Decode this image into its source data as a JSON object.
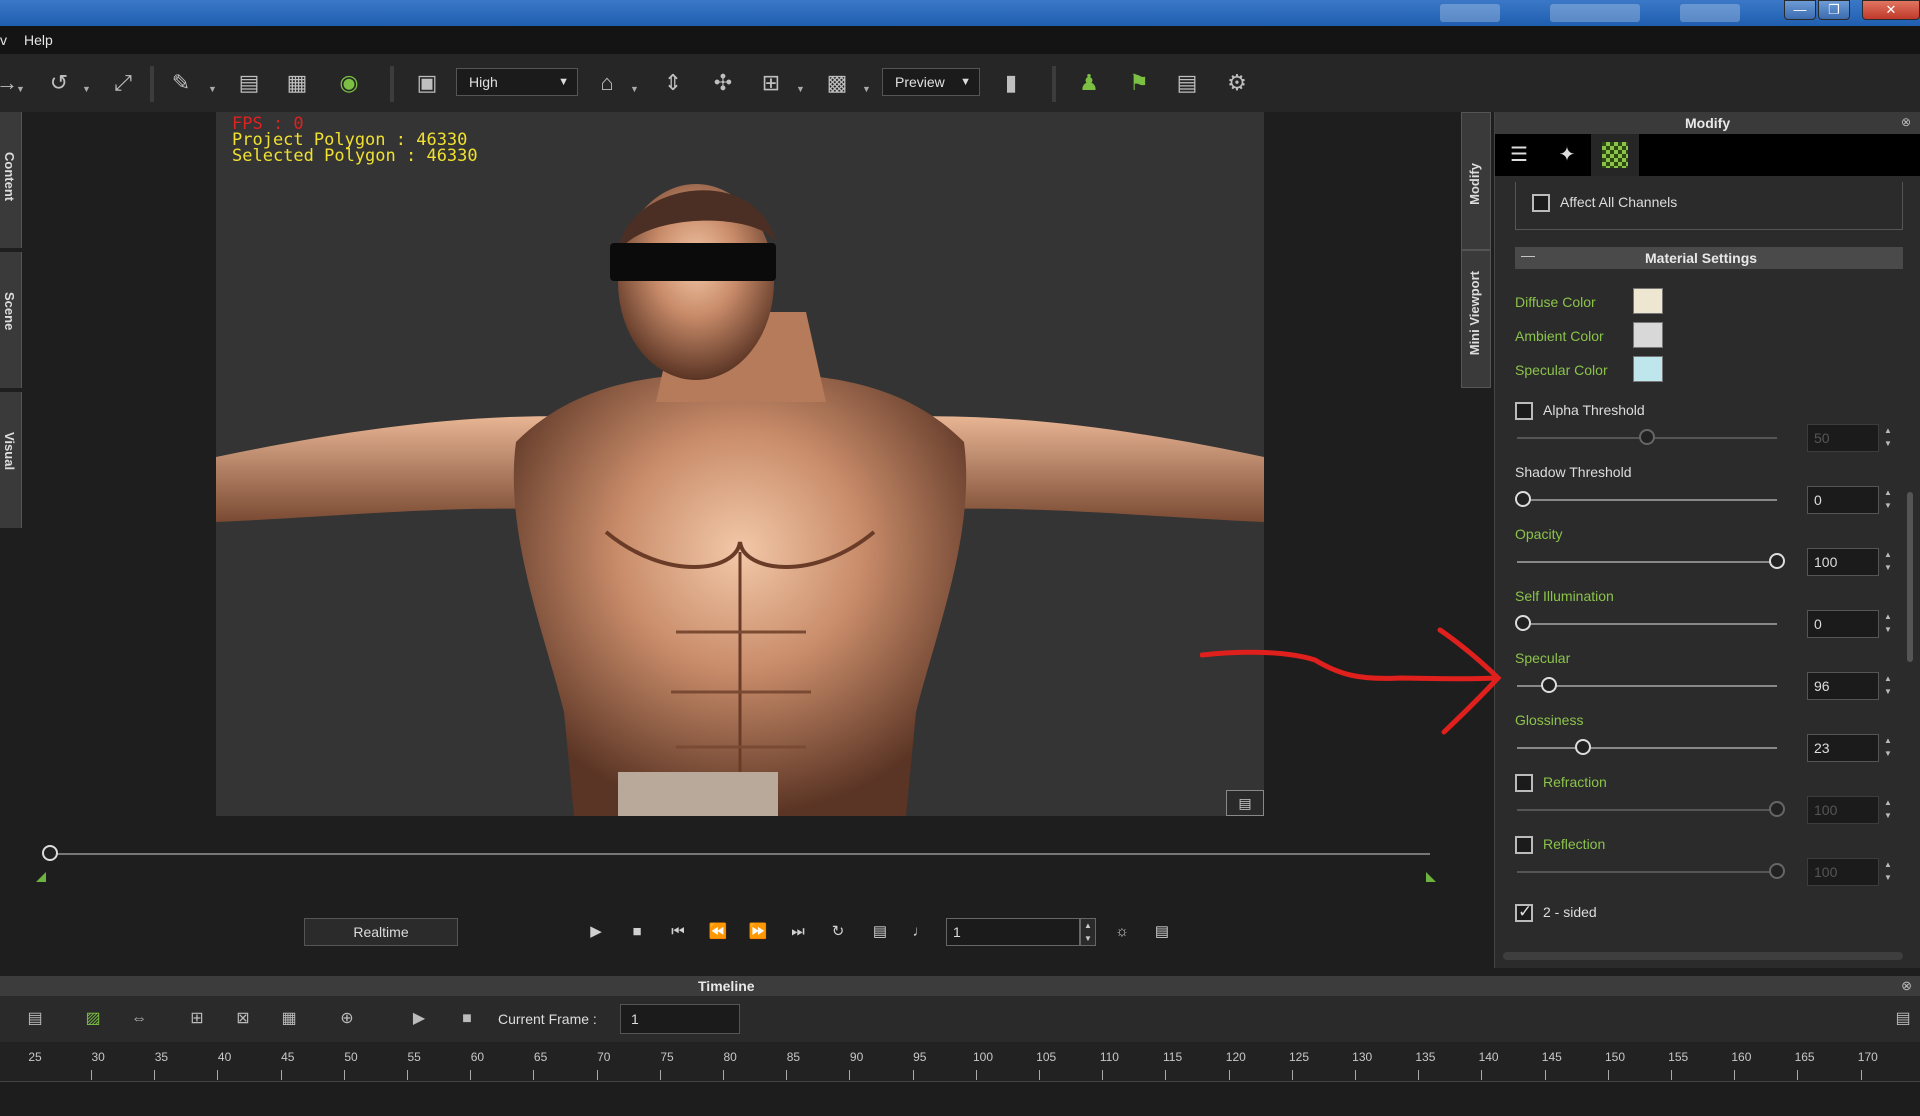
{
  "menu": {
    "left_fragment": "v",
    "help": "Help"
  },
  "toolbar": {
    "quality_value": "High",
    "preview_value": "Preview",
    "icons": [
      "pointer-icon",
      "undo-icon",
      "scale-icon",
      "pick-icon",
      "align-icon",
      "align-list-icon",
      "eye-icon",
      "window-icon",
      "home-icon",
      "fit-icon",
      "move-icon",
      "camera-preset-icon",
      "display-icon",
      "video-camera-icon",
      "pose-icon",
      "flag-icon",
      "clipboard-icon",
      "tool-icon"
    ]
  },
  "left_tabs": [
    "Content",
    "Scene",
    "Visual"
  ],
  "viewport": {
    "fps": "FPS : 0",
    "project_polygon": "Project Polygon : 46330",
    "selected_polygon": "Selected Polygon : 46330"
  },
  "playback": {
    "realtime_label": "Realtime",
    "frame_value": "1"
  },
  "timeline": {
    "title": "Timeline",
    "current_frame_label": "Current Frame :",
    "current_frame_value": "1",
    "ruler": [
      "25",
      "30",
      "35",
      "40",
      "45",
      "50",
      "55",
      "60",
      "65",
      "70",
      "75",
      "80",
      "85",
      "90",
      "95",
      "100",
      "105",
      "110",
      "115",
      "120",
      "125",
      "130",
      "135",
      "140",
      "145",
      "150",
      "155",
      "160",
      "165",
      "170"
    ]
  },
  "right_tabs": [
    "Modify",
    "Mini Viewport"
  ],
  "modify": {
    "title": "Modify",
    "affect_all_channels": "Affect All Channels",
    "material_settings": "Material Settings",
    "diffuse_color": "Diffuse Color",
    "ambient_color": "Ambient Color",
    "specular_color": "Specular Color",
    "colors": {
      "diffuse": "#efe6d2",
      "ambient": "#d8d8d8",
      "specular": "#bfe6ec"
    },
    "alpha_threshold": "Alpha Threshold",
    "alpha_threshold_value": "50",
    "shadow_threshold": "Shadow Threshold",
    "shadow_threshold_value": "0",
    "opacity": "Opacity",
    "opacity_value": "100",
    "self_illumination": "Self Illumination",
    "self_illumination_value": "0",
    "specular": "Specular",
    "specular_value": "96",
    "glossiness": "Glossiness",
    "glossiness_value": "23",
    "refraction": "Refraction",
    "refraction_value": "100",
    "reflection": "Reflection",
    "reflection_value": "100",
    "two_sided": "2 - sided"
  },
  "accent_colors": {
    "green": "#8bc34a",
    "annotation_red": "#e0201c"
  }
}
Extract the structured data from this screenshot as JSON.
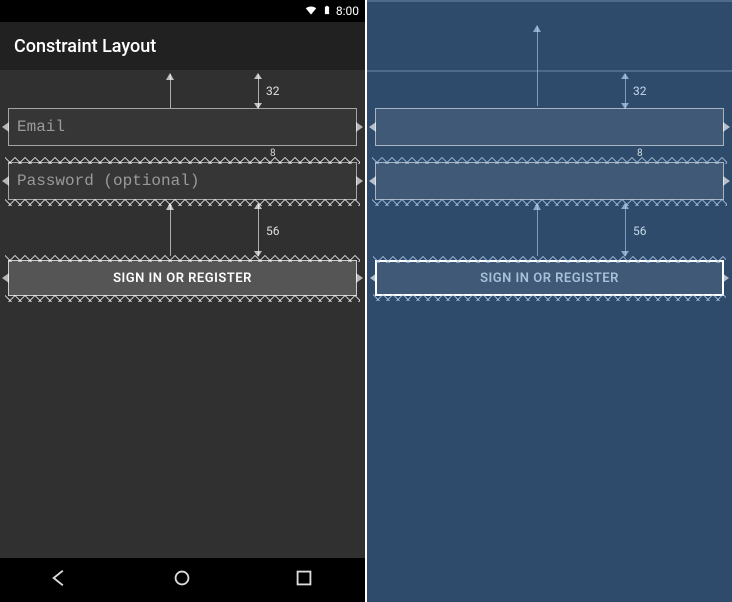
{
  "status": {
    "time": "8:00"
  },
  "title": "Constraint Layout",
  "constraints": {
    "email_top_margin": "32",
    "password_top_margin": "8",
    "button_top_margin": "56"
  },
  "fields": {
    "email_placeholder": "Email",
    "password_placeholder": "Password (optional)"
  },
  "button": {
    "label": "SIGN IN OR REGISTER"
  }
}
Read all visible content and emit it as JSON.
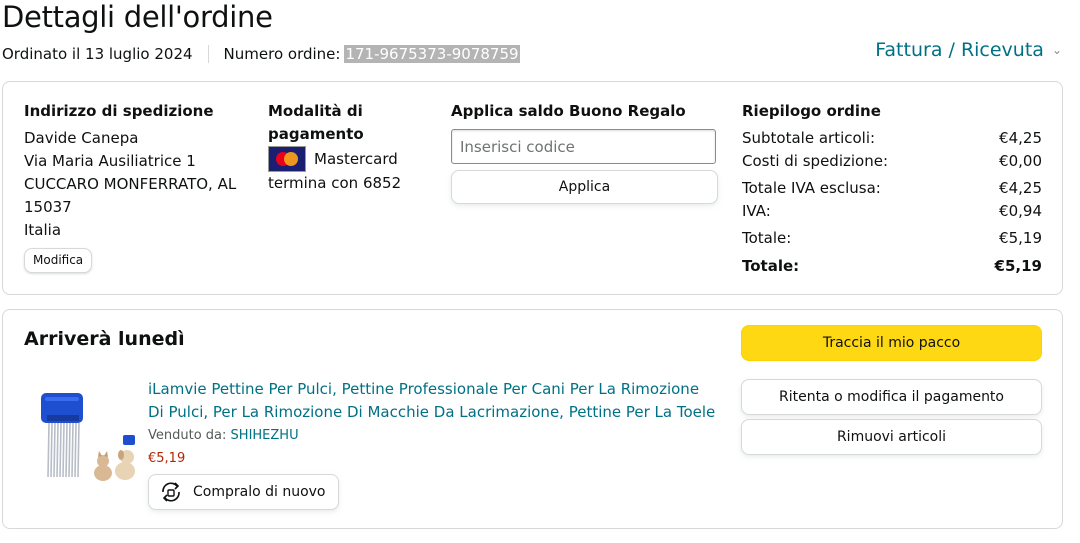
{
  "header": {
    "title": "Dettagli dell'ordine",
    "order_date": "Ordinato il 13 luglio 2024",
    "order_number_label": "Numero ordine:",
    "order_number": "171-9675373-9078759",
    "invoice_link": "Fattura / Ricevuta",
    "invoice_chevron": "⌄"
  },
  "shipping": {
    "heading": "Indirizzo di spedizione",
    "lines": [
      "Davide Canepa",
      "Via Maria Ausiliatrice 1",
      "CUCCARO MONFERRATO, AL",
      "15037",
      "Italia"
    ],
    "edit_button": "Modifica"
  },
  "payment": {
    "heading_line1": "Modalità di",
    "heading_line2": "pagamento",
    "card_icon": "mastercard-logo",
    "card_name": "Mastercard",
    "card_ending": "termina con 6852"
  },
  "gift_card": {
    "heading": "Applica saldo Buono Regalo",
    "placeholder": "Inserisci codice",
    "apply_button": "Applica"
  },
  "summary": {
    "heading": "Riepilogo ordine",
    "rows": [
      {
        "label": "Subtotale articoli:",
        "value": "€4,25"
      },
      {
        "label": "Costi di spedizione:",
        "value": "€0,00"
      },
      {
        "label": "Totale IVA esclusa:",
        "value": "€4,25"
      },
      {
        "label": "IVA:",
        "value": "€0,94"
      },
      {
        "label": "Totale:",
        "value": "€5,19"
      },
      {
        "label": "Totale:",
        "value": "€5,19"
      }
    ]
  },
  "shipment": {
    "arrival": "Arriverà lunedì",
    "product_title": "iLamvie Pettine Per Pulci, Pettine Professionale Per Cani Per La Rimozione Di Pulci, Per La Rimozione Di Macchie Da Lacrimazione, Pettine Per La Toele",
    "sold_by_label": "Venduto da:",
    "seller": "SHIHEZHU",
    "price": "€5,19",
    "buy_again": "Compralo di nuovo",
    "buy_again_icon": "rebuy-icon",
    "product_image_icon": "flea-comb-image"
  },
  "actions": {
    "track": "Traccia il mio pacco",
    "retry_payment": "Ritenta o modifica il pagamento",
    "remove_items": "Rimuovi articoli"
  },
  "colors": {
    "link": "#007185",
    "price": "#b12704",
    "primary_button": "#ffd814",
    "border": "#d5d9d9"
  }
}
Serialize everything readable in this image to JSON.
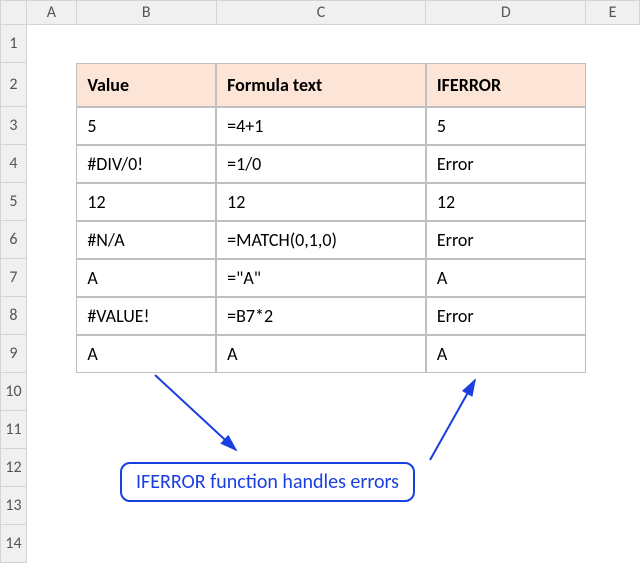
{
  "columns": {
    "rowhdr": "",
    "A": "A",
    "B": "B",
    "C": "C",
    "D": "D",
    "E": "E"
  },
  "row_labels": [
    "1",
    "2",
    "3",
    "4",
    "5",
    "6",
    "7",
    "8",
    "9",
    "10",
    "11",
    "12",
    "13",
    "14"
  ],
  "table": {
    "headers": {
      "value": "Value",
      "formula_text": "Formula text",
      "iferror": "IFERROR"
    },
    "rows": [
      {
        "value": "5",
        "formula_text": "=4+1",
        "iferror": "5"
      },
      {
        "value": "#DIV/0!",
        "formula_text": "=1/0",
        "iferror": "Error"
      },
      {
        "value": "12",
        "formula_text": "12",
        "iferror": "12"
      },
      {
        "value": "#N/A",
        "formula_text": "=MATCH(0,1,0)",
        "iferror": "Error"
      },
      {
        "value": "A",
        "formula_text": "=\"A\"",
        "iferror": "A"
      },
      {
        "value": "#VALUE!",
        "formula_text": "=B7*2",
        "iferror": "Error"
      },
      {
        "value": "A",
        "formula_text": "A",
        "iferror": "A"
      }
    ]
  },
  "callout": {
    "text": "IFERROR function handles errors"
  }
}
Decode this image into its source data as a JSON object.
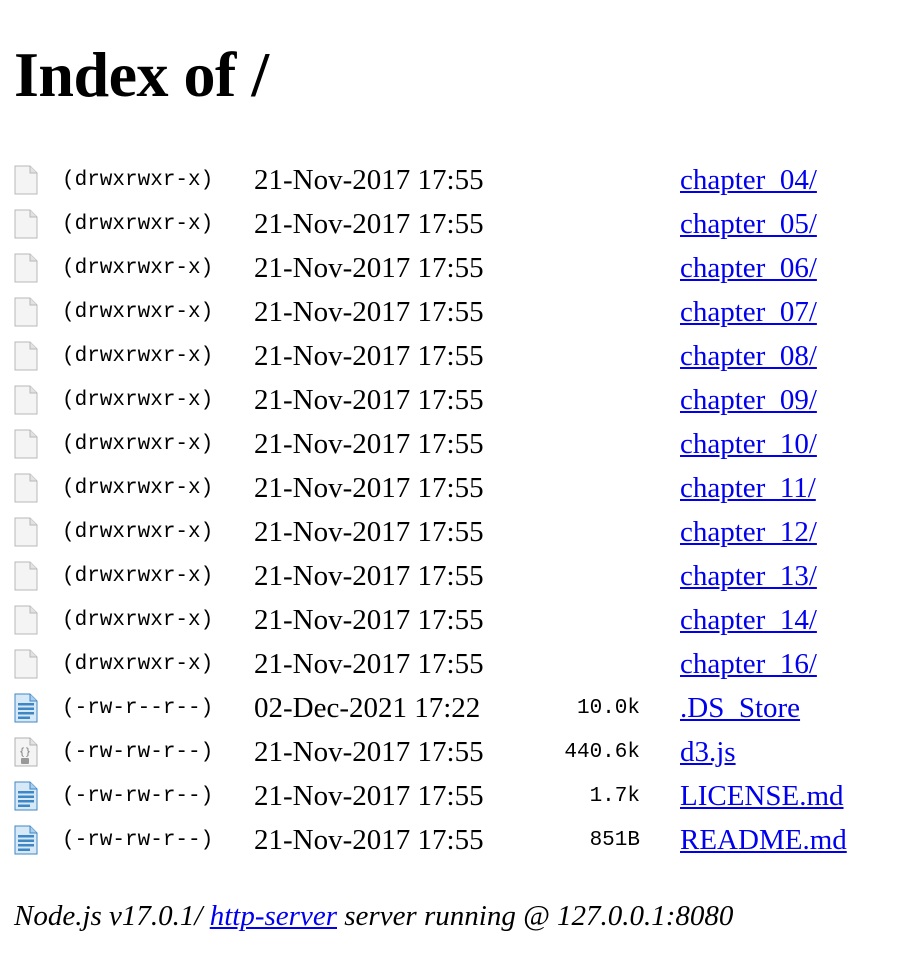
{
  "page": {
    "title": "Index of /"
  },
  "entries": [
    {
      "icon": "folder-icon",
      "permissions": "(drwxrwxr-x)",
      "date": "21-Nov-2017 17:55",
      "size": "",
      "name": "chapter_04/"
    },
    {
      "icon": "folder-icon",
      "permissions": "(drwxrwxr-x)",
      "date": "21-Nov-2017 17:55",
      "size": "",
      "name": "chapter_05/"
    },
    {
      "icon": "folder-icon",
      "permissions": "(drwxrwxr-x)",
      "date": "21-Nov-2017 17:55",
      "size": "",
      "name": "chapter_06/"
    },
    {
      "icon": "folder-icon",
      "permissions": "(drwxrwxr-x)",
      "date": "21-Nov-2017 17:55",
      "size": "",
      "name": "chapter_07/"
    },
    {
      "icon": "folder-icon",
      "permissions": "(drwxrwxr-x)",
      "date": "21-Nov-2017 17:55",
      "size": "",
      "name": "chapter_08/"
    },
    {
      "icon": "folder-icon",
      "permissions": "(drwxrwxr-x)",
      "date": "21-Nov-2017 17:55",
      "size": "",
      "name": "chapter_09/"
    },
    {
      "icon": "folder-icon",
      "permissions": "(drwxrwxr-x)",
      "date": "21-Nov-2017 17:55",
      "size": "",
      "name": "chapter_10/"
    },
    {
      "icon": "folder-icon",
      "permissions": "(drwxrwxr-x)",
      "date": "21-Nov-2017 17:55",
      "size": "",
      "name": "chapter_11/"
    },
    {
      "icon": "folder-icon",
      "permissions": "(drwxrwxr-x)",
      "date": "21-Nov-2017 17:55",
      "size": "",
      "name": "chapter_12/"
    },
    {
      "icon": "folder-icon",
      "permissions": "(drwxrwxr-x)",
      "date": "21-Nov-2017 17:55",
      "size": "",
      "name": "chapter_13/"
    },
    {
      "icon": "folder-icon",
      "permissions": "(drwxrwxr-x)",
      "date": "21-Nov-2017 17:55",
      "size": "",
      "name": "chapter_14/"
    },
    {
      "icon": "folder-icon",
      "permissions": "(drwxrwxr-x)",
      "date": "21-Nov-2017 17:55",
      "size": "",
      "name": "chapter_16/"
    },
    {
      "icon": "text-file-icon",
      "permissions": "(-rw-r--r--)",
      "date": "02-Dec-2021 17:22",
      "size": "10.0k",
      "name": ".DS_Store"
    },
    {
      "icon": "code-file-icon",
      "permissions": "(-rw-rw-r--)",
      "date": "21-Nov-2017 17:55",
      "size": "440.6k",
      "name": "d3.js"
    },
    {
      "icon": "text-file-icon",
      "permissions": "(-rw-rw-r--)",
      "date": "21-Nov-2017 17:55",
      "size": "1.7k",
      "name": "LICENSE.md"
    },
    {
      "icon": "text-file-icon",
      "permissions": "(-rw-rw-r--)",
      "date": "21-Nov-2017 17:55",
      "size": "851B",
      "name": "README.md"
    }
  ],
  "footer": {
    "prefix": "Node.js v17.0.1/ ",
    "link_text": "http-server",
    "suffix": " server running @ 127.0.0.1:8080"
  },
  "colors": {
    "link": "#0000ee",
    "text_file_icon": "#4a90c8"
  }
}
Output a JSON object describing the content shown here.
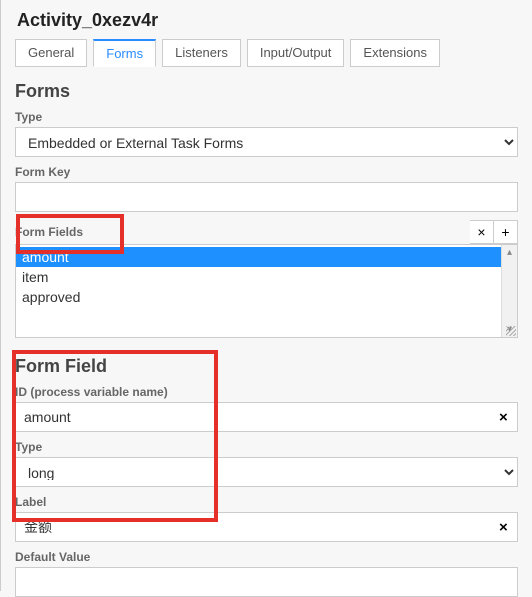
________________________
WRITTEN INSTRUCTION: Search the lines above for the string "Applica" and copy each line that has it.

WORKED SOLUTION:
    "heading": "Applica saldo Buono Regalo",
    "apply_button": "Applica"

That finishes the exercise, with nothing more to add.